▸ WHAT TO DO:
a) From the BART-TL readme below, copy word for word the stretch from "BART-TL: Topic Label" through "the name BART-TL.".
b) Answer these from the BART-TL readme below:
(i) What license does the project use?
(ii) Where does the data in the corpus directory come from?
(iii) For how many subjects does the data directory hold sample topics?

▸ TEXT BLOCK:
GithubHelp home page GithubHelp logo

chriszhangmw / bart-tl-topic-label-generation Goto Github PK

View Code? Open in Web Editor NEW

This project forked from cristianviorelpopa/bart-tl-topic-label-generation

0.0 1.0 0.0 73.76 MB

Implementation and helper scripts for the BART-TL model - https://www.aclweb.org/anthology/2021.eacl-main.121/

License: MIT License

Shell 1.68% Python 82.77% Jupyter Notebook 15.56%

bart-tl-topic-label-generation's Introduction

BART-TL: Topic Label Generation

Implementation and helper scripts for the paper BART-TL: Weakly-Supervised Topic Label Generation.

Introduction

The goal of our work was to reframe the task of topic labeling from one of ranking labels from a predefined pool to one of generating labels. In our experiments we use the BART model [1], hence the name BART-TL.

If you want to quickly use the models to generate labels for topics, they are available on Huggingface:

Structure

We release the code we used in our experiments, from preparing the data to training and evaluating the performance. This is what you will find in each of the directories in this repository:

  • notebooks - Contains the end_to_end_workflow.ipynb notebook that guides the user through the whole process of fine-tuning a BART-TL model
  • lda - Contains scripts for applying LDA [2] on a corpus of documents (namely, the ones in the corpus directory).
  • corpus - The initial corpora of documents we focus our experiments on. The data comes from posts on multiple Stack Exchange forums. For a more complete dataset, see: https://archive.org/download/stackexchange.
  • data - Sample topics for each of the 5 subjects from the Stack Exchange data.
  • netl-src - Slightly modified NETL [3] code. The original code can be found at https://github.com/sb1992/NETL-Automatic-Topic-Labelling-.
  • bart-tl - Main code for BART experiments (pre-processing, training, inference).
    • build_dataset - Code for building datasets that BART will be fine-tuned on.
    • netl_data - Topics and label data from the NETL [3] work.
    • preprocess - Preprocessing scripts for the dataset previously built with build_dataset scripts.

▸ GIVEN INFORMATION:

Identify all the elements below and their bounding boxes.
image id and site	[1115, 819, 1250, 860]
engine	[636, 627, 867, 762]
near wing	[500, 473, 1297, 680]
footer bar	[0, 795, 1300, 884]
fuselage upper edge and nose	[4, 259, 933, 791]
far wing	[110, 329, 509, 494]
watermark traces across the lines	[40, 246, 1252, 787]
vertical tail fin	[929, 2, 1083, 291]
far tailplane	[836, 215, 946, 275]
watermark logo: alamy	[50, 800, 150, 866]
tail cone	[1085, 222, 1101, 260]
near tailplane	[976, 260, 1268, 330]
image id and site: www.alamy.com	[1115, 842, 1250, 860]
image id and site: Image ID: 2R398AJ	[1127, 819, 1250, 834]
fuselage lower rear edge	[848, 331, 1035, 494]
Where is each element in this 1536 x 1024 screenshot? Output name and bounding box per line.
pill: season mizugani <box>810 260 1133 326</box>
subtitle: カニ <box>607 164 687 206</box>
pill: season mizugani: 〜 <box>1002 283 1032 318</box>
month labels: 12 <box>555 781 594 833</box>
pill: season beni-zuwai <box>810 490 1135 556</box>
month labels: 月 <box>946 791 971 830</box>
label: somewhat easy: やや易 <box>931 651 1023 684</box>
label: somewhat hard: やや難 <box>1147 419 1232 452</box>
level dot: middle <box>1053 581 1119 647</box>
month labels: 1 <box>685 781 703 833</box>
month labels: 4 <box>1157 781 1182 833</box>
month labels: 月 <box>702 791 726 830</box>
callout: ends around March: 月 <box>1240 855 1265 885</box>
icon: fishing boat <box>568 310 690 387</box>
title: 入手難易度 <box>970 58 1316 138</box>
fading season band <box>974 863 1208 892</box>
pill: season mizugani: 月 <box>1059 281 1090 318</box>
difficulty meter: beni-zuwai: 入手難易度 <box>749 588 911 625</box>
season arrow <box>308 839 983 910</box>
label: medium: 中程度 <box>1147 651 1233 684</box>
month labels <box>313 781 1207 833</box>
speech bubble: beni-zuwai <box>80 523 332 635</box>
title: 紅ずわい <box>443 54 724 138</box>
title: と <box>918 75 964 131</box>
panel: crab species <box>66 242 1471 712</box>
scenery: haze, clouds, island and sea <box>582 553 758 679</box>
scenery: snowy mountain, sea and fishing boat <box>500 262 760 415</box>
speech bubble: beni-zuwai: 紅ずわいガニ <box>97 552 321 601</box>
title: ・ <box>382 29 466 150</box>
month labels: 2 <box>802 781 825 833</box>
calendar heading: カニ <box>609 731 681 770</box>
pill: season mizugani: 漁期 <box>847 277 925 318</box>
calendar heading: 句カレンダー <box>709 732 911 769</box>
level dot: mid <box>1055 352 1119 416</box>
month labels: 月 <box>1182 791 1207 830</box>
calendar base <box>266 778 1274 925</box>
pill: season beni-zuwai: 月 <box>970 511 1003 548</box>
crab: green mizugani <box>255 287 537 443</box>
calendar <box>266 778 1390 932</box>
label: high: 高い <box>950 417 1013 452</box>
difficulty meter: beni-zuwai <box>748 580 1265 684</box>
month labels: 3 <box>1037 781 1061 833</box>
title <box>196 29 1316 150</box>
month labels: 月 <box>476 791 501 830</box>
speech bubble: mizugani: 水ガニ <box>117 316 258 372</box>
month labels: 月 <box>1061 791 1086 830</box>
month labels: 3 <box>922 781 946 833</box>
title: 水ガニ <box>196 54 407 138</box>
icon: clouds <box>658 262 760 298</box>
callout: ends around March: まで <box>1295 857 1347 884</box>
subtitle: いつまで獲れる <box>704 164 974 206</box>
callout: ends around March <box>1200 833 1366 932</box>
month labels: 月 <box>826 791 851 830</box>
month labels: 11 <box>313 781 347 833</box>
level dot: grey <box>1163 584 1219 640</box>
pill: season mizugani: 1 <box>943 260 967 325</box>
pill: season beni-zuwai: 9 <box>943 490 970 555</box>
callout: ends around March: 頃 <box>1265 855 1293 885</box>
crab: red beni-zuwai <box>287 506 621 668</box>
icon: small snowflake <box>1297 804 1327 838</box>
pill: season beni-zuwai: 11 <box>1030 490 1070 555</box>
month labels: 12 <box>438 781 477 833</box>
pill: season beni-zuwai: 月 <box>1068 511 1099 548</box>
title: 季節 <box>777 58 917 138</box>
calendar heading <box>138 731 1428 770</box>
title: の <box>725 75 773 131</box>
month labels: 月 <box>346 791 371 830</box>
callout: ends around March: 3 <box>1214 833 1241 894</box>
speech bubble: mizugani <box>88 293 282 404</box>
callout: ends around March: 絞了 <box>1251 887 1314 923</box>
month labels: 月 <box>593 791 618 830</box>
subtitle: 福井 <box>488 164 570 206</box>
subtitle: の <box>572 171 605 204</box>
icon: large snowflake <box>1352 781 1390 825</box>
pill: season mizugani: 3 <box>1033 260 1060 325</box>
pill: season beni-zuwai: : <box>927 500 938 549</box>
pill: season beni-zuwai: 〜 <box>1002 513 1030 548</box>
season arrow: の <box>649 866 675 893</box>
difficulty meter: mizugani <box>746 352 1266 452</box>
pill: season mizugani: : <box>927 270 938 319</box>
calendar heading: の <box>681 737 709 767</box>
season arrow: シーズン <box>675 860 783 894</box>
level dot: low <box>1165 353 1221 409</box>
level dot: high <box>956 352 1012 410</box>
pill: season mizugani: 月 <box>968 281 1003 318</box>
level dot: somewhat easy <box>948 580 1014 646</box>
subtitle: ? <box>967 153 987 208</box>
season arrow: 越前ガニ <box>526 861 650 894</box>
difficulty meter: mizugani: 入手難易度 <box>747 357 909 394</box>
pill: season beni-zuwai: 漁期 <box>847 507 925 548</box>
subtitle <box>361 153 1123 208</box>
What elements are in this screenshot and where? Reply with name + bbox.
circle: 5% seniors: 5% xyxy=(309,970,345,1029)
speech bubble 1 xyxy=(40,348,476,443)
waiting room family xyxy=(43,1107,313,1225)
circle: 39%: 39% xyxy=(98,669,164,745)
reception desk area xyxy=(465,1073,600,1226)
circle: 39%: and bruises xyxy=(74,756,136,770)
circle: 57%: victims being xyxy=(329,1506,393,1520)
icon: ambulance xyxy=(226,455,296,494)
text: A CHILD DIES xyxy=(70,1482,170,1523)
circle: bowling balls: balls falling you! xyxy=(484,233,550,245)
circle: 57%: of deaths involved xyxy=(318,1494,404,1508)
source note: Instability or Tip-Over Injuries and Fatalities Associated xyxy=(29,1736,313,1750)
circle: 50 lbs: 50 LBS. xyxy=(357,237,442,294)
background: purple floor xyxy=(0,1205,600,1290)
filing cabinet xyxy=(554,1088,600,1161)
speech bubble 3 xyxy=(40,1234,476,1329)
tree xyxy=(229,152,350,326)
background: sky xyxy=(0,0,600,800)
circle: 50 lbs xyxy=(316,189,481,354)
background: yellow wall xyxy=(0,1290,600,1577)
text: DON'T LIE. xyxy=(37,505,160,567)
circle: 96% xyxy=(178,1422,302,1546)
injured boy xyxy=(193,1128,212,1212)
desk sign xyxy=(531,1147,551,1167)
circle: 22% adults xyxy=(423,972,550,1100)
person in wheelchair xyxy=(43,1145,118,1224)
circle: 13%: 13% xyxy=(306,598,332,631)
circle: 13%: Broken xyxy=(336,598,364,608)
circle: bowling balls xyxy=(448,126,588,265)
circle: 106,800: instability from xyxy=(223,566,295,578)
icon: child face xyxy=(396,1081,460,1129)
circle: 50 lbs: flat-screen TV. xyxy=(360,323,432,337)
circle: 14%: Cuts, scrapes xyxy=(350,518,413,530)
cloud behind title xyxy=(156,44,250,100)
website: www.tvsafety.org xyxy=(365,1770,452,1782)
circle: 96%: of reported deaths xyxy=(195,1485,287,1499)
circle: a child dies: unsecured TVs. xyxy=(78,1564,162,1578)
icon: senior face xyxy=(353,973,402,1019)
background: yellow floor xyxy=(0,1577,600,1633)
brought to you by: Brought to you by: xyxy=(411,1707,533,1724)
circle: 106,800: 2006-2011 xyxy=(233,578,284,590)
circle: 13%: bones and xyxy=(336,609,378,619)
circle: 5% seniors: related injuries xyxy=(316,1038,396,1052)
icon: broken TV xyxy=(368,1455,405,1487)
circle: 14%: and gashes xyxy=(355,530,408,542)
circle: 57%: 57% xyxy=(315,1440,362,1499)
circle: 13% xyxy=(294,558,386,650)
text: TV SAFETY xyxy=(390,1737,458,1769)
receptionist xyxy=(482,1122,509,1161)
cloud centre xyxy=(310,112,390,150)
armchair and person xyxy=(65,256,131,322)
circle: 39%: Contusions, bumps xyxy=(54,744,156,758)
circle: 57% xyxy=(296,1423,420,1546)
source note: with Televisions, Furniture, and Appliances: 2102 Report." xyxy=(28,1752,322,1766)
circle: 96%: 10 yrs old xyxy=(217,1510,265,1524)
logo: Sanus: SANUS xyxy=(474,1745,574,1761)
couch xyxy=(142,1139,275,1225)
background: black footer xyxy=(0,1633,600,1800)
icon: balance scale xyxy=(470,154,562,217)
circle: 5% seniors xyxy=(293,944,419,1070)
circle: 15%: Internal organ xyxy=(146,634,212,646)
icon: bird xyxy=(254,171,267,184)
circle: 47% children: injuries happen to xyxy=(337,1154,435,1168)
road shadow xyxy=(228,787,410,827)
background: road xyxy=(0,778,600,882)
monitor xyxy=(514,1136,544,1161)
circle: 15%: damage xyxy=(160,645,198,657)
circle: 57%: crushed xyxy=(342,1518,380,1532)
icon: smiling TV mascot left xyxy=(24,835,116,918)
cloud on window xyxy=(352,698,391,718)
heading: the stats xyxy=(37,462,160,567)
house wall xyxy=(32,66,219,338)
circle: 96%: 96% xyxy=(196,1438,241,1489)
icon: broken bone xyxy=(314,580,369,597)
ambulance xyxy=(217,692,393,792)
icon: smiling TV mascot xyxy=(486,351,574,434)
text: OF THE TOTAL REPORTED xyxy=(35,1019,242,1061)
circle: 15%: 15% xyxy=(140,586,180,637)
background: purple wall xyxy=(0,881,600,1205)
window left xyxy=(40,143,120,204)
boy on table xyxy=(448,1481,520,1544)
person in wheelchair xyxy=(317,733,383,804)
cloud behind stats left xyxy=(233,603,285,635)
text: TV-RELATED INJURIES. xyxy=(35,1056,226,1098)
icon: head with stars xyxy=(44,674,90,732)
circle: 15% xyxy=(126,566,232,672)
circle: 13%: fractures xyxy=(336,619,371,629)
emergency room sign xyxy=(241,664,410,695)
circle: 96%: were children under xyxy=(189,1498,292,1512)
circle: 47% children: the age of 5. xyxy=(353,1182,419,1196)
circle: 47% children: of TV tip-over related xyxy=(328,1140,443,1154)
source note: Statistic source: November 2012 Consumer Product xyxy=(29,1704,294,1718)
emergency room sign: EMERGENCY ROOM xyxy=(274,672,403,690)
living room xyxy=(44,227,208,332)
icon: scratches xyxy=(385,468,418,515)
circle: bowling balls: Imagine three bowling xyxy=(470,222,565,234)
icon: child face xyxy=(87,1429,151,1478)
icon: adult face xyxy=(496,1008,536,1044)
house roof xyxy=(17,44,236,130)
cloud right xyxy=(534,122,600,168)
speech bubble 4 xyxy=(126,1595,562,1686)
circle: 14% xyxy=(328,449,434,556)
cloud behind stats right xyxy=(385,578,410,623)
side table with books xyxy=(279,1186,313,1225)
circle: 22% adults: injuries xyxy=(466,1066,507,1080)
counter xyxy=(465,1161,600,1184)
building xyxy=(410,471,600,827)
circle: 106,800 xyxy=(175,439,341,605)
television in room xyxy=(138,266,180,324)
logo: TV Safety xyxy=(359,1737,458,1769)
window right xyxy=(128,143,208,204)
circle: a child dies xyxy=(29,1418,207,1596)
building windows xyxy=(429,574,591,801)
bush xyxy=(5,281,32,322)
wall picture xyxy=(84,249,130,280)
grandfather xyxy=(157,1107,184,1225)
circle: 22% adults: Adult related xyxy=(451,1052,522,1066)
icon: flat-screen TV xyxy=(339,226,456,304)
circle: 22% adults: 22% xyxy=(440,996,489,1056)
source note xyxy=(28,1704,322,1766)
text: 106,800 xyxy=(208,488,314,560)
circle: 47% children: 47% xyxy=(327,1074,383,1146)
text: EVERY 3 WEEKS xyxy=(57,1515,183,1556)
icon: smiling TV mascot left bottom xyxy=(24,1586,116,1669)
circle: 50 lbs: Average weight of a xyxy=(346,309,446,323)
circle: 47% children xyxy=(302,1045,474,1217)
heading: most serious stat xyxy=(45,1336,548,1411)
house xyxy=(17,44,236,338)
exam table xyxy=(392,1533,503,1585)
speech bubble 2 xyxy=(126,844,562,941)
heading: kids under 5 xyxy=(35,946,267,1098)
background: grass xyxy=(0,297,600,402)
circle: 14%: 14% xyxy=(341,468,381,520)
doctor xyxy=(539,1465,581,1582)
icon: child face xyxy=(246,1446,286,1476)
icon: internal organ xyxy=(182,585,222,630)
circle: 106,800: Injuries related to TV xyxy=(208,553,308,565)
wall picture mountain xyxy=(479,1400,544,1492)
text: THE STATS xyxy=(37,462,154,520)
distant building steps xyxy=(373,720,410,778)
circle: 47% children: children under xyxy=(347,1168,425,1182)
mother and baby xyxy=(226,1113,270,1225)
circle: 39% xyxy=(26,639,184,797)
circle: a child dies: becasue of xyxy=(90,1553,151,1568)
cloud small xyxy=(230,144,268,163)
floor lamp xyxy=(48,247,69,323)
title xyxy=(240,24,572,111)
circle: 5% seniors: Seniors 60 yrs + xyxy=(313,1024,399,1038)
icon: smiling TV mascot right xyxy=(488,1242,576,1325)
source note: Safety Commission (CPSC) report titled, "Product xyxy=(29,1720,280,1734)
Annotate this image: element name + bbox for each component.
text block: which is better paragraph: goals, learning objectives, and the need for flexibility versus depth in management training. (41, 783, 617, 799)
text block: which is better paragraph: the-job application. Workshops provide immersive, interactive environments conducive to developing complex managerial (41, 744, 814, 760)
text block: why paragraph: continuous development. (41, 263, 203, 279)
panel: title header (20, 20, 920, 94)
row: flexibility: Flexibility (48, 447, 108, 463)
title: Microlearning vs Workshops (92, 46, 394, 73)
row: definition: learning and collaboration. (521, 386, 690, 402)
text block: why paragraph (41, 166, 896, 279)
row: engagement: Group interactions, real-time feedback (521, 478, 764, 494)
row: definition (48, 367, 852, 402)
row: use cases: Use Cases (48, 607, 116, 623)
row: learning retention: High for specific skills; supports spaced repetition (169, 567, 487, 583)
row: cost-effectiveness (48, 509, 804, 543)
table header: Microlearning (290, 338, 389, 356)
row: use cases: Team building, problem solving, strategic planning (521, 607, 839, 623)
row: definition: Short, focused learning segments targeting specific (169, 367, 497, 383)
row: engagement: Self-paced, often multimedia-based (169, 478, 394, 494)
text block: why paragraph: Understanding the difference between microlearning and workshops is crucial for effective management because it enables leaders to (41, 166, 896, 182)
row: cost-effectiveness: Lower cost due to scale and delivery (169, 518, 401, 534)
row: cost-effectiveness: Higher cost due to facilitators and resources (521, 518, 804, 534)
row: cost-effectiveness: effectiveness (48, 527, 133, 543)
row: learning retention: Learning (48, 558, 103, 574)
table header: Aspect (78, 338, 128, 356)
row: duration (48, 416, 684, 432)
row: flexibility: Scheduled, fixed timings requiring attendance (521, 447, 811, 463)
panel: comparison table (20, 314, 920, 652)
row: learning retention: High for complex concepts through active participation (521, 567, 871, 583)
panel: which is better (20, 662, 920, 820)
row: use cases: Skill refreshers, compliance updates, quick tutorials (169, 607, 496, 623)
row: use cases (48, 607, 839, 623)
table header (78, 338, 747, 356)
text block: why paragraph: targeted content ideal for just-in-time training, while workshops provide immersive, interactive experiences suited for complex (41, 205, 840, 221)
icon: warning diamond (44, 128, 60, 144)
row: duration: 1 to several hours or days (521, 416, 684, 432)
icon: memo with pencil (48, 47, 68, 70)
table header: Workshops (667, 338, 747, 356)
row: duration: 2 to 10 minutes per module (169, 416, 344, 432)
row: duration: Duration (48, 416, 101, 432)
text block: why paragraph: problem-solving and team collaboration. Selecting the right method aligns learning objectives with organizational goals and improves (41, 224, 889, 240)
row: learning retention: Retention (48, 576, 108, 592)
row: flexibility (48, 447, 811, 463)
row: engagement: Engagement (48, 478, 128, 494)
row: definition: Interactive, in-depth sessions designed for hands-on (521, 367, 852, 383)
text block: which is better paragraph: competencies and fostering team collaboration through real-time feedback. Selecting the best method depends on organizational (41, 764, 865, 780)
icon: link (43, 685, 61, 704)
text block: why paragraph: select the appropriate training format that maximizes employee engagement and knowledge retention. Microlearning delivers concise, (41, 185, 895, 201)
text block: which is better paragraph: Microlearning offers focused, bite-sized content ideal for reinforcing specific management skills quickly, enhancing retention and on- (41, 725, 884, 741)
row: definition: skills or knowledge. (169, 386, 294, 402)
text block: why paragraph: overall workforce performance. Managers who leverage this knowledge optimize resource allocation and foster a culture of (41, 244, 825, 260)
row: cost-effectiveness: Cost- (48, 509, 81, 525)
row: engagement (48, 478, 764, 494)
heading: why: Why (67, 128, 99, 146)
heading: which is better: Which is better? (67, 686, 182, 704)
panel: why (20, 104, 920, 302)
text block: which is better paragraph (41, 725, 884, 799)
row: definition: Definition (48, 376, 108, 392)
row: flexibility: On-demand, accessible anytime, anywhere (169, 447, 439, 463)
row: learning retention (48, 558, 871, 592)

▸ RESPONSES BY TASK:
a)
BART-TL: Topic Label Generation

Implementation and helper scripts for the paper BART-TL: Weakly-Supervised Topic Label Generation.

Introduction

The goal of our work was to reframe the task of topic labeling from one of ranking labels from a predefined pool to one of generating labels. In our experiments we use the BART model [1], hence the name BART-TL.

b)
(i) The MIT License.
(ii) From posts on multiple Stack Exchange forums.
(iii) Five.